= EXERCICES =
**A)** D’après l’entretien sur l’album Contrepoint, qu’est-ce que la musique de film a rendu abordable pour un public pas forcément mélomane ?
**B)** Rédigez la suite de l’entretien sur l’album Contrepoint, en commençant juste après la dernière question posée.

= EXTRAIT =
- - -
NG : C’est vrai ! Depuis, chaque fois que nous sommes approchés pour une BO, on nous demande de refaire « Highschool Lover », avec le piano et les accords de violons.

AFAP : Les allusions à la musique de film sont également nombreuses dans Contrepoint, relecture très pop et pertinente de Jean-Sébastien Bach… Diriez-vous que la musique de film est un peu le chaînon manquant entre la pop et le classique ?

NG : C’est exactement ça. La musique de film a rendu la musique classique abordable pour un public pas forcément mélomane. Cela dit, la pop a également pillé Bach par tous les bouts. Il n’y a qu’à entendre Procol Harum ou bien n’importe quel morceau de variété des années 70.

Nicolas Godin - Contrepoint Cover

AFAP : Œuvre solo, Contrepoint est toutefois une collaboration. Etes-vous directif ou « partageur » en studio ?
- - -
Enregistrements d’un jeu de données
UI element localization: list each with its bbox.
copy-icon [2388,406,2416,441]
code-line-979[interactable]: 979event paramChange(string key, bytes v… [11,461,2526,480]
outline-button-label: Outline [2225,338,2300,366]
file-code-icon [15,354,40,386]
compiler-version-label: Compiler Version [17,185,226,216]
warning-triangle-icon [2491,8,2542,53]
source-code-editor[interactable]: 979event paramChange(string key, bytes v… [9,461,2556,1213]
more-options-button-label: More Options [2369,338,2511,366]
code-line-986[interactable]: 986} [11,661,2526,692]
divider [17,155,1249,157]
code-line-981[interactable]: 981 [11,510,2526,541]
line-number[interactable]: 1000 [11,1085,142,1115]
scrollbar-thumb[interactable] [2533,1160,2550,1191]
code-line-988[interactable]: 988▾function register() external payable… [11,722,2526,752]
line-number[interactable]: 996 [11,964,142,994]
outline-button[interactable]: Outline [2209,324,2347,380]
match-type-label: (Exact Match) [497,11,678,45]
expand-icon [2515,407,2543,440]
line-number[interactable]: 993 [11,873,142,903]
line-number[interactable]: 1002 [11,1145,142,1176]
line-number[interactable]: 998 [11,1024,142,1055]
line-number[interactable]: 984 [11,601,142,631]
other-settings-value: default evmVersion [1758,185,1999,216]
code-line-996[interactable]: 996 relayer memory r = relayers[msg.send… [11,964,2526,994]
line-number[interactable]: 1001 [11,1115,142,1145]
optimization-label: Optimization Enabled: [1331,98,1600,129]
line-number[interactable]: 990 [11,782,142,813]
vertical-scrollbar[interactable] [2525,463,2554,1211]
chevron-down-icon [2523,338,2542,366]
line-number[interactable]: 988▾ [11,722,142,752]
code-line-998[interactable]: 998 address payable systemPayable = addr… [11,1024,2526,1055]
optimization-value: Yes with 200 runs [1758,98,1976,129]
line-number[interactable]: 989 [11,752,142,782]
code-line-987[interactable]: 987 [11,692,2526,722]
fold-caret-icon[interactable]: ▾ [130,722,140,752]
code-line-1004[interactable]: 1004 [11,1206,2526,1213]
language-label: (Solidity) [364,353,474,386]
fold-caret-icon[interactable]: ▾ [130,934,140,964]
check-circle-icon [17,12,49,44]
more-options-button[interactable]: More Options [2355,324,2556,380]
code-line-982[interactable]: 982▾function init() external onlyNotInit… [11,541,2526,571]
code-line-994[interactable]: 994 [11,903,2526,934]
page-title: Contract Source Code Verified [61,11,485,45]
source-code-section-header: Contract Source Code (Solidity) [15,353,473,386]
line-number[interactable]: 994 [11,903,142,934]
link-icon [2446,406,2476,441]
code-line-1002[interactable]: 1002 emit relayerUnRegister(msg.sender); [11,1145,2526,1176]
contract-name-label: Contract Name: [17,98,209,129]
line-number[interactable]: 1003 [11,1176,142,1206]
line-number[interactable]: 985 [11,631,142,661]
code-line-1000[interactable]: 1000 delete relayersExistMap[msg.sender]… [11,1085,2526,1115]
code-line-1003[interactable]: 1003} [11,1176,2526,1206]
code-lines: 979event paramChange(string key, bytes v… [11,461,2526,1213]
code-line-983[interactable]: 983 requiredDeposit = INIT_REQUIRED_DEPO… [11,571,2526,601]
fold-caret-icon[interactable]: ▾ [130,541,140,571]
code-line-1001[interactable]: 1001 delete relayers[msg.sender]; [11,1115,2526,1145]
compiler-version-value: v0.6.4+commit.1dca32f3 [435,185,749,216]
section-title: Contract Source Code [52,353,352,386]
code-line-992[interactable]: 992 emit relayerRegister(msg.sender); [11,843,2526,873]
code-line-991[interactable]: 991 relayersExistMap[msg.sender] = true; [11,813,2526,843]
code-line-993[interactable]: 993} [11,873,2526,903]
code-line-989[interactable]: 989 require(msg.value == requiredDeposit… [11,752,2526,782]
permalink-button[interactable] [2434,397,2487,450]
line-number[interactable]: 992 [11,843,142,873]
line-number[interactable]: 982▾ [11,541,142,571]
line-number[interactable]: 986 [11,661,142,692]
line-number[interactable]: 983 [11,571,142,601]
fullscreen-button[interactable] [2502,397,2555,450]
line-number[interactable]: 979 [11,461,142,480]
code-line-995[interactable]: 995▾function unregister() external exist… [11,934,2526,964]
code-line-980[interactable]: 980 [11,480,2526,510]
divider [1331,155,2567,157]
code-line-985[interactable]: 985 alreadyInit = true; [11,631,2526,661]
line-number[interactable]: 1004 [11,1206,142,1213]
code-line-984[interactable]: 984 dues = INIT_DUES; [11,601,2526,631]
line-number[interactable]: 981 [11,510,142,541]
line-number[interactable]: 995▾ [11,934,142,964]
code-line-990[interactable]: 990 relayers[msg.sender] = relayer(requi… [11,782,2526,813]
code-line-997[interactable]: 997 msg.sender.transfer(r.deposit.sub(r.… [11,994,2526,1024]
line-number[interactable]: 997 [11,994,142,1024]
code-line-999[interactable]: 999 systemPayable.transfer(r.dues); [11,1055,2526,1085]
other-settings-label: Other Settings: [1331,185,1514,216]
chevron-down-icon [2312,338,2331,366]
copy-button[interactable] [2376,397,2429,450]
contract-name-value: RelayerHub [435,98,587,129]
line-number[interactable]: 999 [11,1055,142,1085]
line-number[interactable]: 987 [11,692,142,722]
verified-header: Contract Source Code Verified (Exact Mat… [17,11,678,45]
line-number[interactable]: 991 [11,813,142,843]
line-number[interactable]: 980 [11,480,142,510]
- - -
= CORRIGÉ =
**A)** La musique classique.

**B)**
NG : Très directif, mais j’ai besoin de l’énergie des autres pour me nourrir. Je ne pourrais donc jamais faire un disque seul. Je suis une sorte de vampire, d’ailleurs je ne m’expose jamais au soleil. En revanche, je ne retiens que les idées qui vont dans mon sens. En cela, je ne suis pas très « souple ».

AFAP : Air a joué Virgin Suicides en concert et vous comptez emmener Contrepoint en tournée. Alors qu’on vous imagine sorcier de studio, considérez-vous la scène comme l’extension naturelle de votre travail ?

NG : Non, la scène est quelque chose de différent. C’est souvent l’album en moins bien, sauf lorsqu’on a affaire à des artistes charismatiques qui donnent la chair de poule dès qu’ils apparaissent sur scène. Ce n’est pas mon cas malheureusement, ce qui rend très compliqué la transposition sur scène de mes albums. J’arrive parfois à trouver une troisième voix pour que les gens passent un bon moment. En tout cas, à l’heure du streaming et de la musique dématérialisée, la scène est le dernier refuge pour ressentir le grand frisson. Je n’arrêterais donc jamais d’en faire. C’est une sensation unique au monde, et on peut devenir vite accro.

Nico 1Photo Thomas Humery

AFAP : Quelles sont vos trois BO de films préférées ?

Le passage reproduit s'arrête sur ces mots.